Engineers are the chief revolutionaries of our time. . . . When engineers in greater numbers come to know explicitly what they are doing, when they recognize their dedication, they can join with alert humanists to shape a new humanism which will speak for and to a global democratic culture.

—Lynn White1

By its very nature, engineering is a normative practice. Engineers distinguish themselves from scientists and—as this essay investigates—perhaps also from humanists by building their imaginary world—the ought of technology—into the real world.2 But the mind’s eye of the engineer sees not [End Page 753] only diagrams, equations, and models of things. What engineers know is also formed by malleable assumptions about how society works, how it worked in the past, and how it will or will not change as a result of their interventions. How they know, moreover, comes not simply through cultural osmosis, on the job acculturation, or from the various familial relations, private organizations, and media that contribute to an individual’s worldview; rather, since the turn of the twentieth century, to a significant degree engineers’ social knowledge has been designed. Like diagrams, equations, and models, it has been instilled through credentialed training in the reading of social texts, sometimes guided by engineering faculty and at other times by specialists in the humanities and social sciences. Even among engineering educators, the normative dimension of this training often fails to attract serious deliberation. Engineering faculty consider the humanities and social sciences a necessary, but comparatively small, time commitment for fostering communication skills, good citizenship, and cultural finishing, while students often view such knowledge as irrelevant to their future careers.

* * * * * * *

■ PROBLEMS TO WORK ON
[1] Reproduce the passage on engineering and the humanities between "Engineers are the" and "global democratic culture.", inclusive.
[2] In the passage on engineering and the humanities, how do students often view knowledge from the humanities and social sciences?

■ RECORD SET
* * * * * * *

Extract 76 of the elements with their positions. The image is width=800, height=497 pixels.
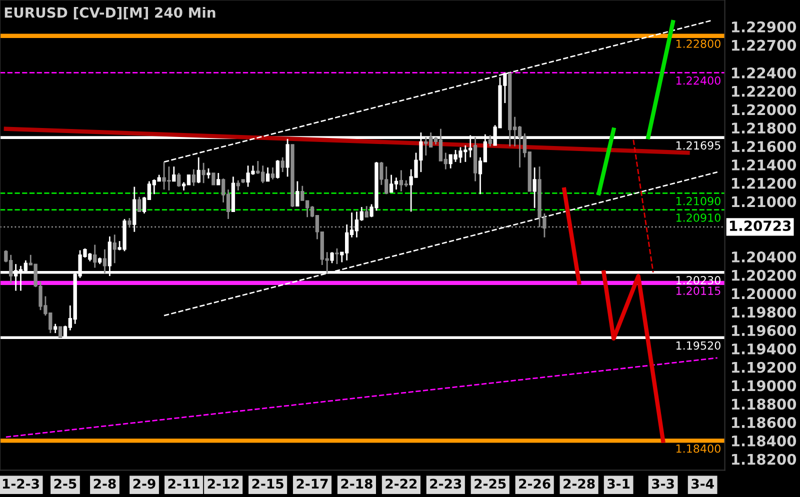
- candlestick: [335, 248, 339, 265]
- ref-line-label: 1.21695: [676, 141, 720, 150]
- y-tick-label: 1.20200: [732, 270, 796, 281]
- ref-line-label: 1.19520: [676, 341, 720, 350]
- y-tick-label: 1.22700: [732, 40, 796, 51]
- candlestick: [137, 196, 142, 212]
- y-tick-label: 1.19600: [732, 325, 796, 336]
- y-tick-label: 1.19000: [732, 380, 796, 392]
- y-tick-label: 1.21000: [732, 196, 796, 208]
- x-tick-label: 2-9: [133, 478, 156, 489]
- candlestick: [280, 156, 284, 173]
- candlestick: [236, 180, 240, 192]
- y-tick-label: 1.22400: [732, 67, 796, 78]
- x-tick-label: 3-1: [608, 478, 630, 489]
- x-tick-label: 2-15: [252, 478, 284, 489]
- x-tick-label: 2-22: [386, 478, 417, 489]
- candlestick: [270, 166, 275, 180]
- candlestick: [266, 166, 270, 182]
- x-tick-label: 2-26: [519, 478, 550, 489]
- candlestick: [330, 251, 334, 264]
- candlestick: [206, 168, 210, 180]
- x-tick-label: 2-5: [54, 478, 76, 489]
- y-tick-label: 1.20400: [732, 251, 796, 262]
- x-tick-label: 2-23: [430, 478, 462, 489]
- candlestick: [364, 205, 368, 218]
- y-tick-label: 1.18600: [732, 417, 796, 428]
- chart-title: EURUSD [CV-D][M] 240 Min: [4, 7, 216, 20]
- candlestick: [93, 244, 97, 268]
- candlestick: [112, 234, 116, 264]
- x-tick-label: 2-12: [208, 478, 239, 489]
- x-tick-label: 2-8: [94, 478, 116, 489]
- x-tick-label: 2-17: [296, 478, 328, 489]
- y-tick-label: 1.22000: [732, 104, 796, 116]
- candlestick: [286, 138, 290, 178]
- candlestick: [296, 180, 300, 207]
- x-tick-label: 3-4: [692, 478, 714, 489]
- y-tick-label: 1.21600: [732, 141, 796, 152]
- candlestick: [177, 172, 181, 188]
- candlestick: [192, 168, 196, 187]
- ref-line-label: 1.20910: [676, 213, 720, 222]
- y-tick-label: 1.19200: [732, 362, 796, 373]
- line-series: [602, 270, 666, 443]
- x-tick-label: 2-11: [168, 478, 200, 489]
- ref-line-label: 1.20115: [676, 286, 720, 295]
- y-tick-label: 1.22900: [732, 21, 796, 32]
- y-tick-label: 1.18800: [732, 398, 796, 410]
- y-tick-label: 1.18200: [732, 454, 796, 465]
- candlestick: [216, 172, 220, 186]
- y-tick-label: 1.22200: [732, 86, 796, 97]
- candlestick: [196, 156, 200, 184]
- ref-line-label: 1.21090: [676, 196, 720, 206]
- x-tick-label: 2-25: [474, 478, 506, 489]
- candlestick: [488, 134, 492, 147]
- x-tick-label: 1-2-3: [2, 478, 39, 489]
- y-tick-label: 1.21200: [732, 178, 796, 189]
- candlestick: [102, 248, 107, 274]
- candlestick: [532, 166, 536, 209]
- candlestick: [172, 166, 176, 182]
- candlestick: [202, 162, 206, 184]
- candlestick: [58, 326, 62, 338]
- ref-line-label: 1.22400: [676, 76, 720, 85]
- x-tick-label: 2-18: [341, 478, 372, 489]
- candlestick: [212, 172, 216, 186]
- candlestick: [276, 159, 280, 180]
- ref-line-label: 1.22800: [676, 40, 720, 48]
- y-tick-label: 1.19800: [732, 306, 796, 318]
- x-tick-label: 3-3: [652, 478, 674, 489]
- y-tick-label: 1.21400: [732, 159, 796, 170]
- y-tick-label: 1.19400: [732, 343, 796, 354]
- ref-line-label: 1.18400: [676, 444, 720, 453]
- y-tick-label: 1.21800: [732, 122, 796, 134]
- y-tick-label: 1.18400: [732, 435, 796, 446]
- candlestick: [128, 217, 132, 228]
- x-tick-label: 2-28: [564, 478, 595, 489]
- ref-line-label: 1.20723: [730, 220, 791, 232]
- y-tick-label: 1.20000: [732, 288, 796, 300]
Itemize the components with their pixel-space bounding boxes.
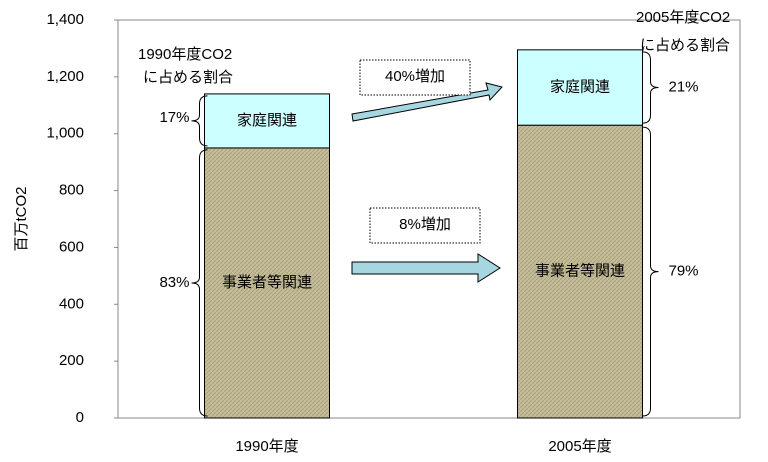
share-title: 1990年度CO2 <box>138 46 232 63</box>
bar-segment <box>204 93 330 149</box>
brace <box>642 51 659 124</box>
share-title: に占める割合 <box>640 37 730 54</box>
y-tick-label: 400 <box>59 295 84 312</box>
callout: 40%増加 <box>385 68 445 85</box>
y-tick-label: 1,000 <box>46 125 84 142</box>
segment-label: 家庭関連 <box>550 78 610 95</box>
callout-box <box>369 207 481 244</box>
y-tick-label: 1,200 <box>46 68 84 85</box>
share-label: 21% <box>669 78 699 95</box>
share-title: 2005年度CO2 <box>636 9 730 26</box>
y-axis-label: 百万tCO2 <box>13 186 30 251</box>
brace <box>642 126 659 417</box>
share-title: に占める割合 <box>143 69 233 86</box>
bar-segment <box>204 147 330 419</box>
share-label: 17% <box>159 109 189 126</box>
share-label: 79% <box>669 263 699 280</box>
y-tick-label: 600 <box>59 238 84 255</box>
brace <box>191 95 208 147</box>
y-tick-label: 0 <box>76 409 84 426</box>
y-tick-label: 1,400 <box>46 11 84 28</box>
segment-label: 事業者等関連 <box>222 273 312 291</box>
x-tick-label: 2005年度 <box>548 438 611 455</box>
brace <box>191 149 208 417</box>
segment-label: 事業者等関連 <box>535 262 625 280</box>
share-label: 83% <box>159 274 189 291</box>
arrow <box>351 253 501 283</box>
bar-segment <box>517 49 643 126</box>
callout-box <box>359 59 471 96</box>
segment-label: 家庭関連 <box>237 112 297 129</box>
plot-area <box>117 19 741 419</box>
callout: 8%増加 <box>399 216 451 233</box>
x-tick-label: 1990年度 <box>235 438 298 455</box>
y-tick-label: 800 <box>59 182 84 199</box>
y-tick-label: 200 <box>59 352 84 369</box>
arrow <box>351 82 503 122</box>
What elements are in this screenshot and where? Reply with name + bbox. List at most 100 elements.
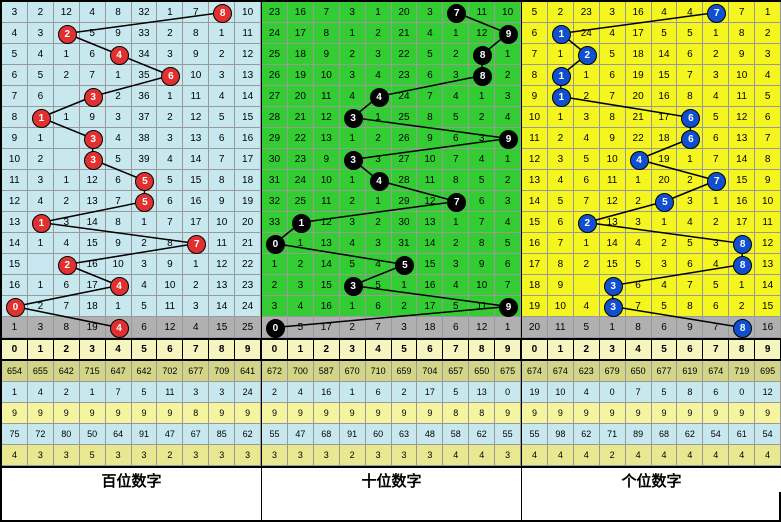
grid-cell: 15 — [755, 296, 781, 317]
totals-cell: 48 — [417, 424, 443, 445]
grid-cell: 15 — [314, 275, 340, 296]
data-row: 32251121291263 — [262, 191, 521, 212]
grid-cell: 18 — [626, 44, 652, 65]
grid-cell: 1 — [600, 317, 626, 338]
grid-cell: 5 — [288, 317, 314, 338]
grid-cell: 1 — [366, 191, 392, 212]
header-cell: 9 — [755, 340, 781, 361]
grid-cell: 14 — [417, 233, 443, 254]
data-row: 3023932710741 — [262, 149, 521, 170]
trend-ball: 0 — [266, 235, 285, 254]
grid-cell — [54, 128, 80, 149]
totals-cell: 3 — [392, 445, 418, 466]
grid-cell: 14 — [652, 44, 678, 65]
grid-cell: 1 — [677, 149, 703, 170]
data-row: 191047586215 — [522, 296, 781, 317]
totals-cell: 674 — [522, 361, 548, 382]
totals-row: 142175113324 — [2, 382, 261, 403]
grid-cell: 20 — [522, 317, 548, 338]
trend-ball: 3 — [344, 151, 363, 170]
grid-cell: 3 — [652, 254, 678, 275]
grid-cell: 1 — [366, 107, 392, 128]
grid-cell: 4 — [677, 2, 703, 23]
totals-row: 9999999899 — [2, 403, 261, 424]
totals-cell: 63 — [392, 424, 418, 445]
grid-cell: 23 — [288, 149, 314, 170]
grid-cell: 1 — [548, 107, 574, 128]
totals-cell: 19 — [522, 382, 548, 403]
grid-cell: 6 — [677, 44, 703, 65]
grid-cell: 12 — [80, 170, 106, 191]
grid-cell: 4 — [548, 170, 574, 191]
grid-cell: 1 — [469, 86, 495, 107]
trend-ball: 3 — [344, 277, 363, 296]
header-cell: 6 — [157, 340, 183, 361]
totals-cell: 9 — [522, 403, 548, 424]
grid-cell: 9 — [314, 149, 340, 170]
header-cell: 6 — [417, 340, 443, 361]
totals-cell: 4 — [2, 445, 28, 466]
trend-ball: 9 — [499, 298, 518, 317]
grid-cell: 6 — [703, 296, 729, 317]
totals-cell: 679 — [600, 361, 626, 382]
data-row: 1381961241525 — [2, 317, 261, 338]
trend-ball: 4 — [370, 88, 389, 107]
grid-cell: 19 — [522, 296, 548, 317]
totals-cell: 71 — [600, 424, 626, 445]
grid-cell: 2 — [574, 86, 600, 107]
grid-cell: 1 — [28, 275, 54, 296]
grid-cell: 17 — [417, 296, 443, 317]
grid-cell: 18 — [288, 44, 314, 65]
grid-cell: 4 — [755, 65, 781, 86]
totals-cell: 642 — [54, 361, 80, 382]
grid-cell: 36 — [132, 86, 158, 107]
totals-row: 75728050649147678562 — [2, 424, 261, 445]
panel-0: 3212483217104359332811154163439212652713… — [2, 2, 262, 520]
grid-cell: 1 — [106, 65, 132, 86]
grid-cell: 8 — [209, 170, 235, 191]
grid-cell: 7 — [157, 212, 183, 233]
grid-cell: 18 — [522, 275, 548, 296]
grid-cell: 16 — [626, 2, 652, 23]
grid-cell: 9 — [106, 233, 132, 254]
grid-cell: 2 — [495, 170, 521, 191]
data-row: 1242137616919 — [2, 191, 261, 212]
totals-cell: 55 — [262, 424, 288, 445]
grid-cell: 2 — [703, 44, 729, 65]
grid-cell: 37 — [132, 107, 158, 128]
totals-cell: 55 — [522, 424, 548, 445]
totals-cell: 4 — [677, 445, 703, 466]
header-cell: 3 — [340, 340, 366, 361]
data-row: 9110438313616 — [2, 128, 261, 149]
grid-cell: 8 — [522, 65, 548, 86]
grid-cell: 4 — [28, 191, 54, 212]
totals-cell: 98 — [548, 424, 574, 445]
grid-cell: 1 — [340, 128, 366, 149]
grid-cell: 6 — [443, 128, 469, 149]
grid-cell: 12 — [235, 44, 261, 65]
grid-cell: 17 — [652, 107, 678, 128]
grid-cell: 13 — [2, 212, 28, 233]
header-cell: 5 — [652, 340, 678, 361]
totals-cell: 3 — [288, 445, 314, 466]
grid-cell: 5 — [522, 2, 548, 23]
totals-cell: 9 — [314, 403, 340, 424]
data-row: 2718151131424 — [2, 296, 261, 317]
grid-cell: 5 — [340, 254, 366, 275]
grid-cell: 11 — [2, 170, 28, 191]
grid-cell: 13 — [235, 65, 261, 86]
data-row: 113433114285 — [262, 233, 521, 254]
grid-cell: 13 — [522, 170, 548, 191]
grid-cell: 16 — [652, 86, 678, 107]
grid-cell: 4 — [28, 44, 54, 65]
data-row: 1235101917148 — [522, 149, 781, 170]
grid-cell: 10 — [600, 149, 626, 170]
trend-ball: 2 — [578, 214, 597, 233]
grid-cell: 4 — [80, 2, 106, 23]
grid-cell: 2 — [574, 254, 600, 275]
grid-cell: 9 — [548, 275, 574, 296]
totals-cell: 2 — [157, 445, 183, 466]
grid-cell: 4 — [417, 23, 443, 44]
grid-cell: 4 — [183, 317, 209, 338]
header-cell: 8 — [209, 340, 235, 361]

* * * * * * *

■ SOLVED PROBLEMS
[1]
Engineers are the chief revolutionaries of our time. . . . When engineers in greater numbers come to know explicitly what they are doing, when they recognize their dedication, they can join with alert humanists to shape a new humanism which will speak for and to a global democratic culture.

[2] They often view it as irrelevant to their future careers.